## start Data supplied

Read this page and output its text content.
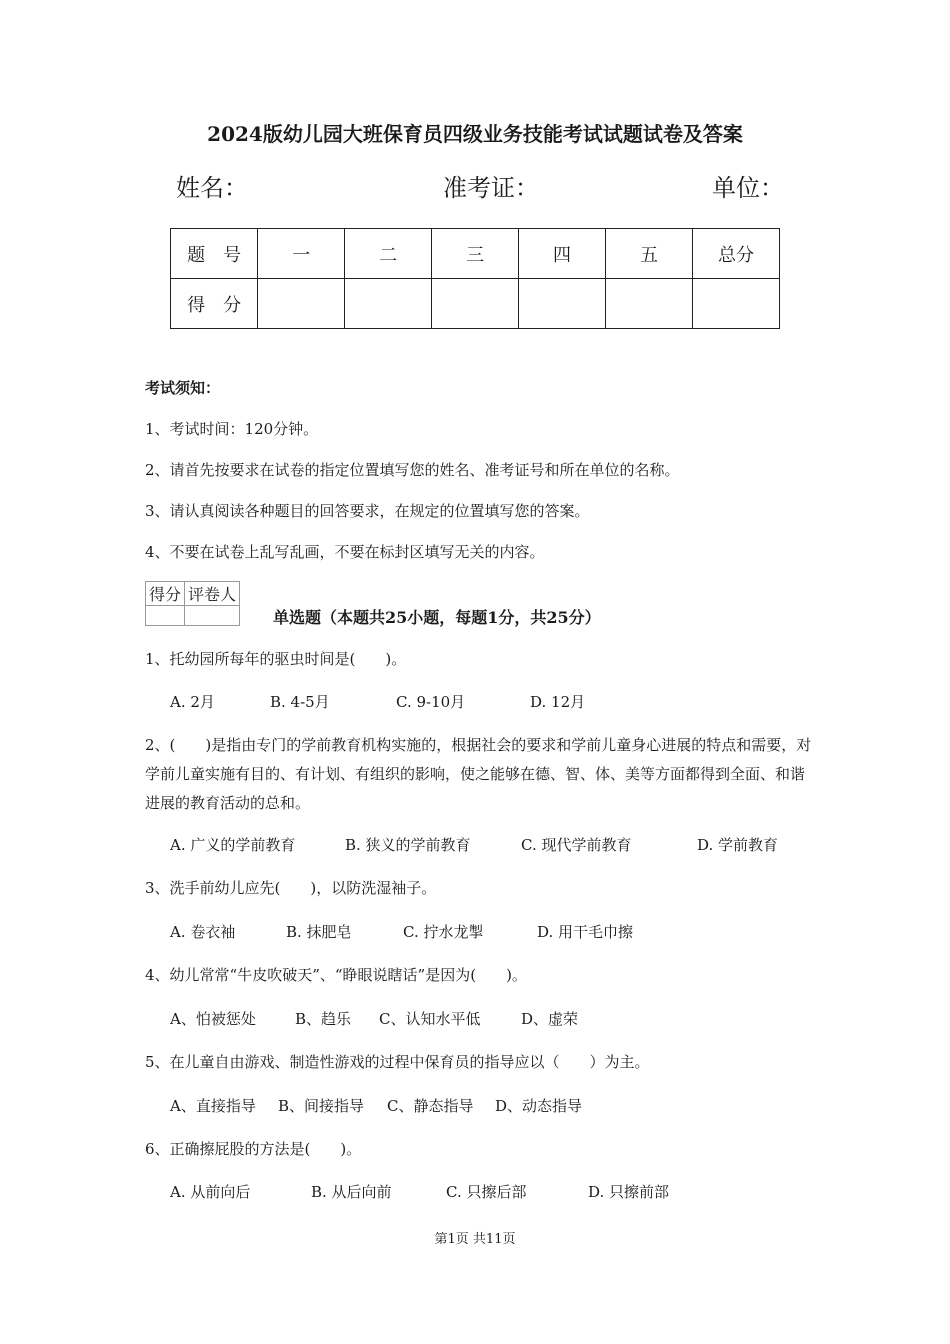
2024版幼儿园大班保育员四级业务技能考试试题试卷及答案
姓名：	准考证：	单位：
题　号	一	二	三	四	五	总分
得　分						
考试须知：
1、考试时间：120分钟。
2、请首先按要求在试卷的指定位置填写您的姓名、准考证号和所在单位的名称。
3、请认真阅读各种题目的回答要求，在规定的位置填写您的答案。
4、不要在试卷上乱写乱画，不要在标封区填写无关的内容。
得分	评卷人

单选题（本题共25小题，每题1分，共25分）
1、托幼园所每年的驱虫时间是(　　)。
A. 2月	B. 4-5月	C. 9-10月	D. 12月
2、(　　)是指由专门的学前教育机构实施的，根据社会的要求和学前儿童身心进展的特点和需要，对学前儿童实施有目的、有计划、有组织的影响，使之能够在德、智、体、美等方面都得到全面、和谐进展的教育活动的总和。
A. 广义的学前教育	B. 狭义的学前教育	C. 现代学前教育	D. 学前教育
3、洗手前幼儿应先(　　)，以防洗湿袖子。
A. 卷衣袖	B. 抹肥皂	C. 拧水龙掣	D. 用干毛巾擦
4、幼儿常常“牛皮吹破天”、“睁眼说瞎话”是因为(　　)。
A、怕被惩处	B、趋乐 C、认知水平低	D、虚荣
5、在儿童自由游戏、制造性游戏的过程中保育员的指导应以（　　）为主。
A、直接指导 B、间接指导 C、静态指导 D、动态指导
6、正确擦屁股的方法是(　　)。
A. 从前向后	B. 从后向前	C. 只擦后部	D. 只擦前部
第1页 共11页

## end Data supplied

## Exercise prompt:
Copy out each line exactly, without the pictures.

## Final answer:
Read this page and output its text content.
2024版幼儿园大班保育员四级业务技能考试试题试卷及答案
姓名：	准考证：	单位：
题　号	一	二	三	四	五	总分
得　分						
考试须知：
1、考试时间：120分钟。
2、请首先按要求在试卷的指定位置填写您的姓名、准考证号和所在单位的名称。
3、请认真阅读各种题目的回答要求，在规定的位置填写您的答案。
4、不要在试卷上乱写乱画，不要在标封区填写无关的内容。
得分	评卷人

单选题（本题共25小题，每题1分，共25分）
1、托幼园所每年的驱虫时间是(　　)。
A. 2月	B. 4-5月	C. 9-10月	D. 12月
2、(　　)是指由专门的学前教育机构实施的，根据社会的要求和学前儿童身心进展的特点和需要，对学前儿童实施有目的、有计划、有组织的影响，使之能够在德、智、体、美等方面都得到全面、和谐进展的教育活动的总和。
A. 广义的学前教育	B. 狭义的学前教育	C. 现代学前教育	D. 学前教育
3、洗手前幼儿应先(　　)，以防洗湿袖子。
A. 卷衣袖	B. 抹肥皂	C. 拧水龙掣	D. 用干毛巾擦
4、幼儿常常“牛皮吹破天”、“睁眼说瞎话”是因为(　　)。
A、怕被惩处	B、趋乐 C、认知水平低	D、虚荣
5、在儿童自由游戏、制造性游戏的过程中保育员的指导应以（　　）为主。
A、直接指导 B、间接指导 C、静态指导 D、动态指导
6、正确擦屁股的方法是(　　)。
A. 从前向后	B. 从后向前	C. 只擦后部	D. 只擦前部
第1页 共11页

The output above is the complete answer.